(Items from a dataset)
--
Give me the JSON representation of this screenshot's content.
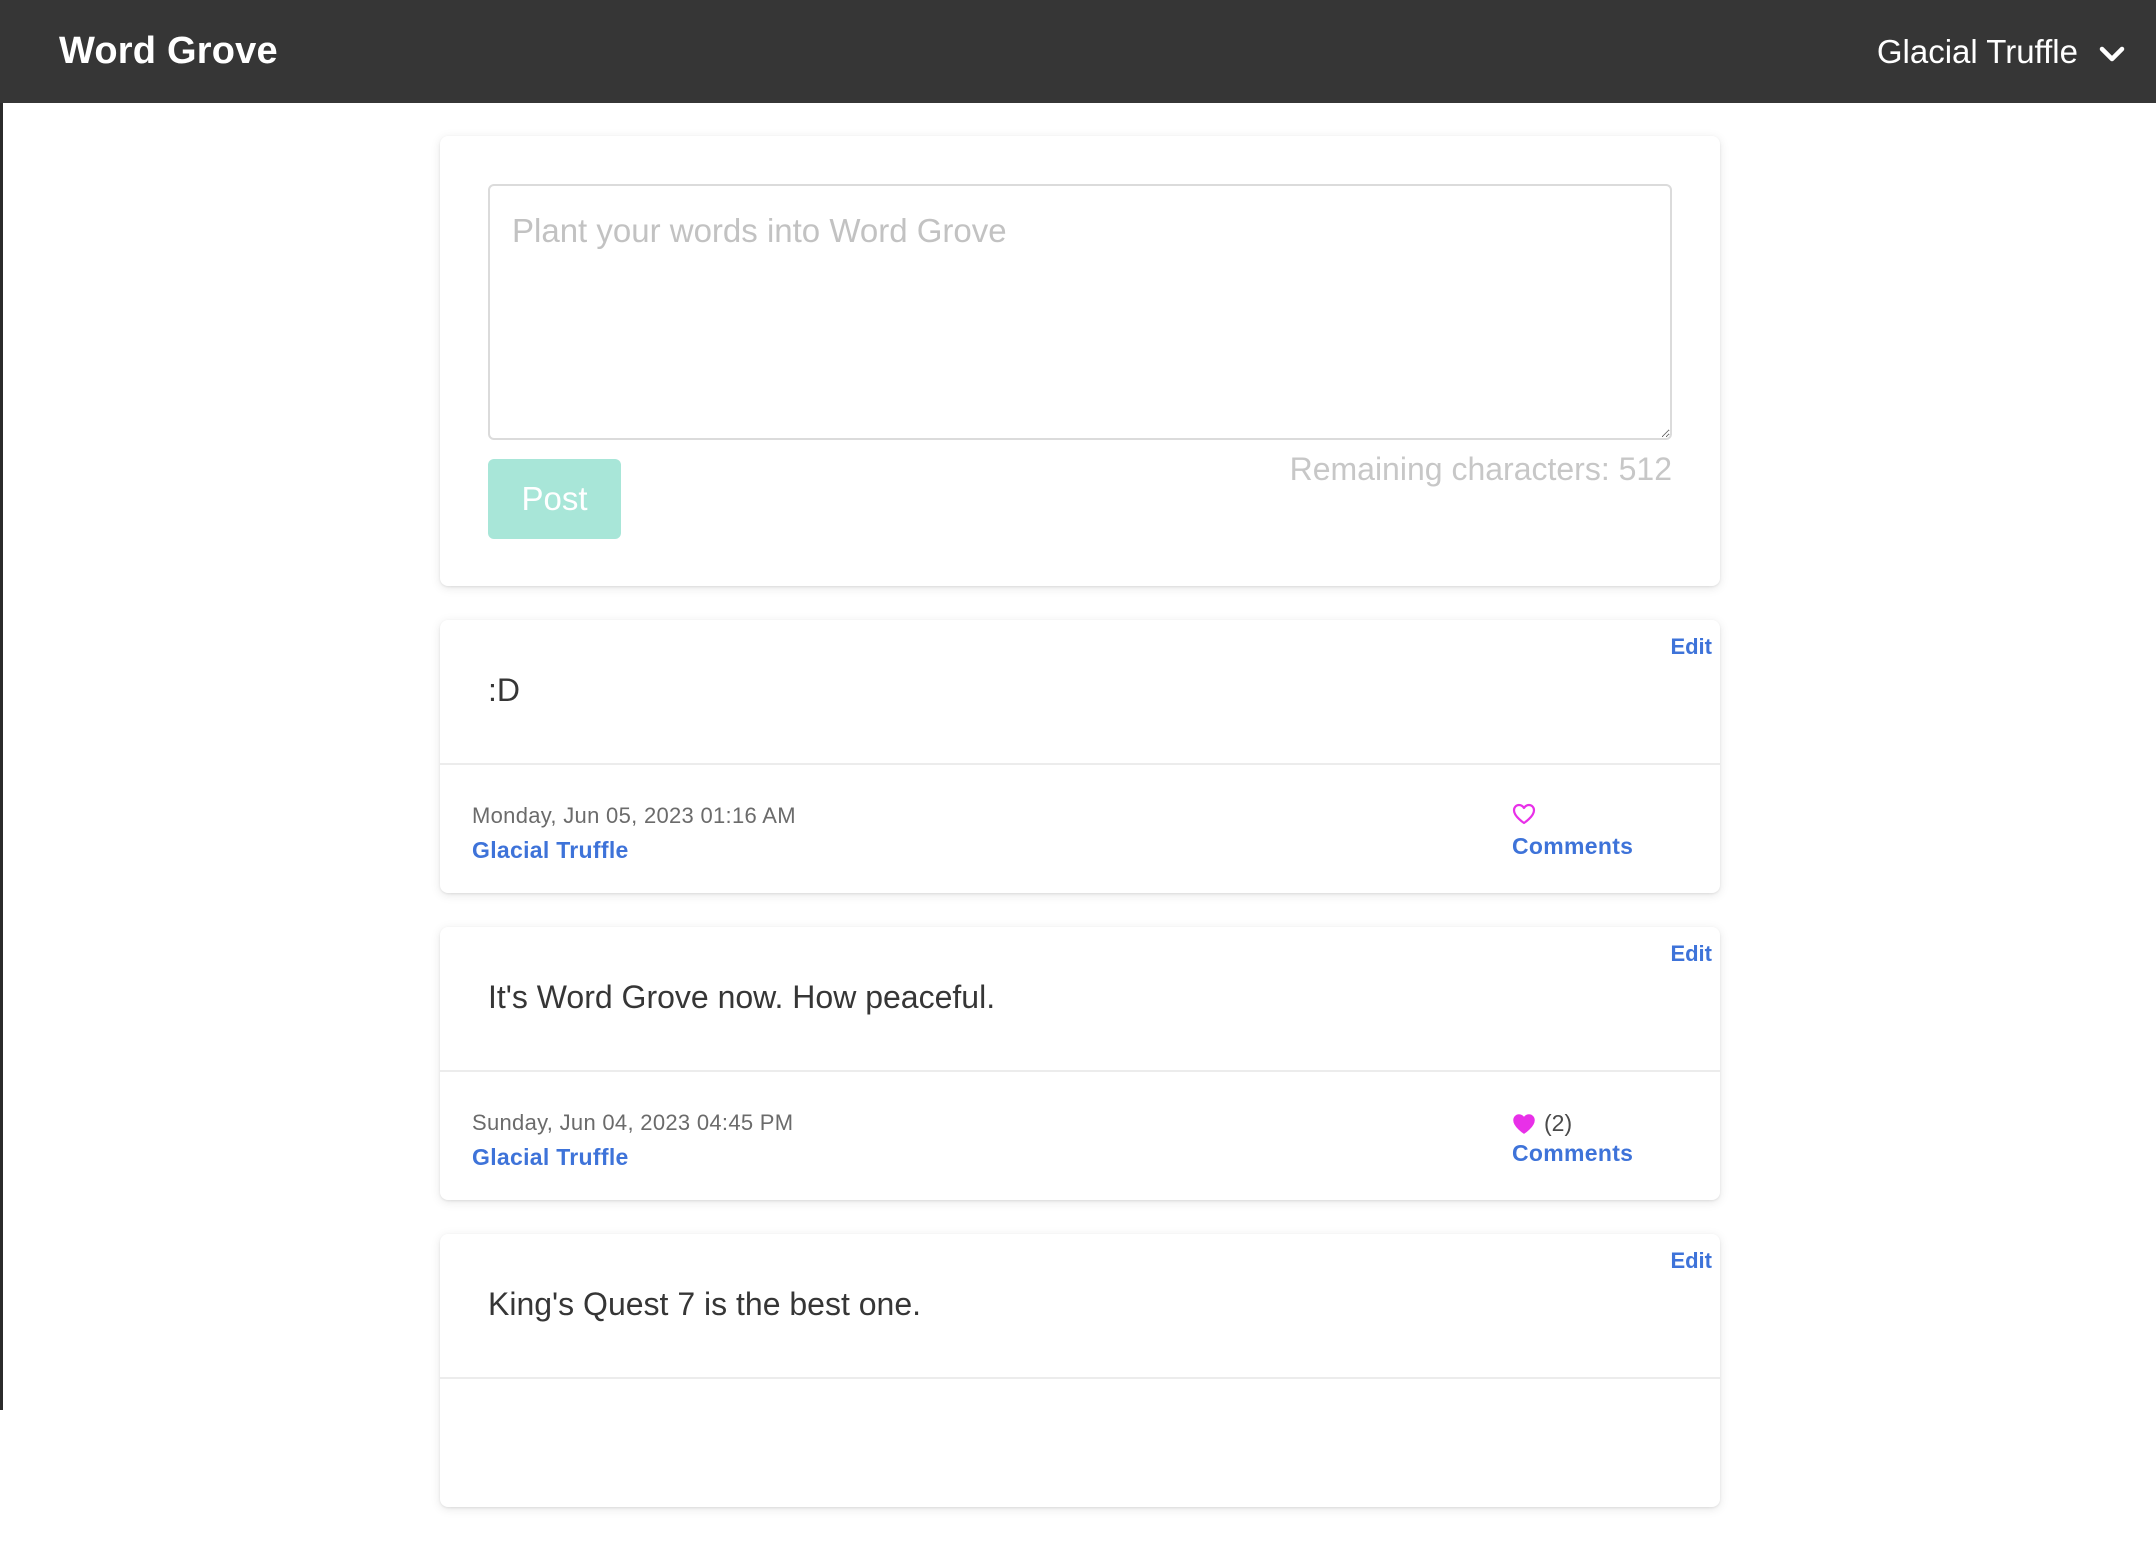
{
  "header": {
    "brand": "Word Grove",
    "user_name": "Glacial Truffle"
  },
  "composer": {
    "placeholder": "Plant your words into Word Grove",
    "value": "",
    "post_label": "Post",
    "remaining_text": "Remaining characters: 512"
  },
  "posts": [
    {
      "edit_label": "Edit",
      "text": ":D",
      "date": "Monday, Jun 05, 2023 01:16 AM",
      "author": "Glacial Truffle",
      "liked": false,
      "like_count": "",
      "comments_label": "Comments"
    },
    {
      "edit_label": "Edit",
      "text": "It's Word Grove now. How peaceful.",
      "date": "Sunday, Jun 04, 2023 04:45 PM",
      "author": "Glacial Truffle",
      "liked": true,
      "like_count": "(2)",
      "comments_label": "Comments"
    },
    {
      "edit_label": "Edit",
      "text": "King's Quest 7 is the best one."
    }
  ],
  "colors": {
    "navbar": "#363636",
    "link": "#3e73d9",
    "heart": "#e830e8",
    "post_button": "#a8e6d8"
  },
  "icons": {
    "dropdown": "chevron-down-icon",
    "like_empty": "heart-outline-icon",
    "like_filled": "heart-filled-icon"
  }
}
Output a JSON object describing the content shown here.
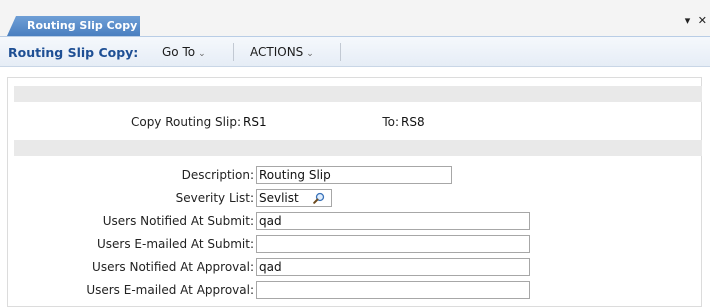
{
  "tab": {
    "title": "Routing Slip Copy",
    "controls": {
      "menu": "▾",
      "close": "✕"
    }
  },
  "toolbar": {
    "title": "Routing Slip Copy:",
    "goto_label": "Go To",
    "actions_label": "ACTIONS",
    "chevron": "⌄"
  },
  "copy": {
    "from_label": "Copy Routing Slip:",
    "from_value": "RS1",
    "to_label": "To:",
    "to_value": "RS8"
  },
  "form": {
    "description": {
      "label": "Description:",
      "value": "Routing Slip"
    },
    "severity_list": {
      "label": "Severity List:",
      "value": "Sevlist"
    },
    "users_notified_submit": {
      "label": "Users Notified At Submit:",
      "value": "qad"
    },
    "users_emailed_submit": {
      "label": "Users E-mailed At Submit:",
      "value": ""
    },
    "users_notified_approval": {
      "label": "Users Notified At Approval:",
      "value": "qad"
    },
    "users_emailed_approval": {
      "label": "Users E-mailed At Approval:",
      "value": ""
    }
  },
  "colors": {
    "accent": "#1e4f94",
    "tab": "#5a8cca",
    "band": "#e9e9e9"
  }
}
--
## Aim
Return, unchanged, the lines from the one containing "Output a JSON" down to the end of the entries above, inclusive. Images are left out.

## Solution for this exercise
Output a JSON object describing the content shown here.
{
  "tab": {
    "title": "Routing Slip Copy",
    "controls": {
      "menu": "▾",
      "close": "✕"
    }
  },
  "toolbar": {
    "title": "Routing Slip Copy:",
    "goto_label": "Go To",
    "actions_label": "ACTIONS",
    "chevron": "⌄"
  },
  "copy": {
    "from_label": "Copy Routing Slip:",
    "from_value": "RS1",
    "to_label": "To:",
    "to_value": "RS8"
  },
  "form": {
    "description": {
      "label": "Description:",
      "value": "Routing Slip"
    },
    "severity_list": {
      "label": "Severity List:",
      "value": "Sevlist"
    },
    "users_notified_submit": {
      "label": "Users Notified At Submit:",
      "value": "qad"
    },
    "users_emailed_submit": {
      "label": "Users E-mailed At Submit:",
      "value": ""
    },
    "users_notified_approval": {
      "label": "Users Notified At Approval:",
      "value": "qad"
    },
    "users_emailed_approval": {
      "label": "Users E-mailed At Approval:",
      "value": ""
    }
  },
  "colors": {
    "accent": "#1e4f94",
    "tab": "#5a8cca",
    "band": "#e9e9e9"
  }
}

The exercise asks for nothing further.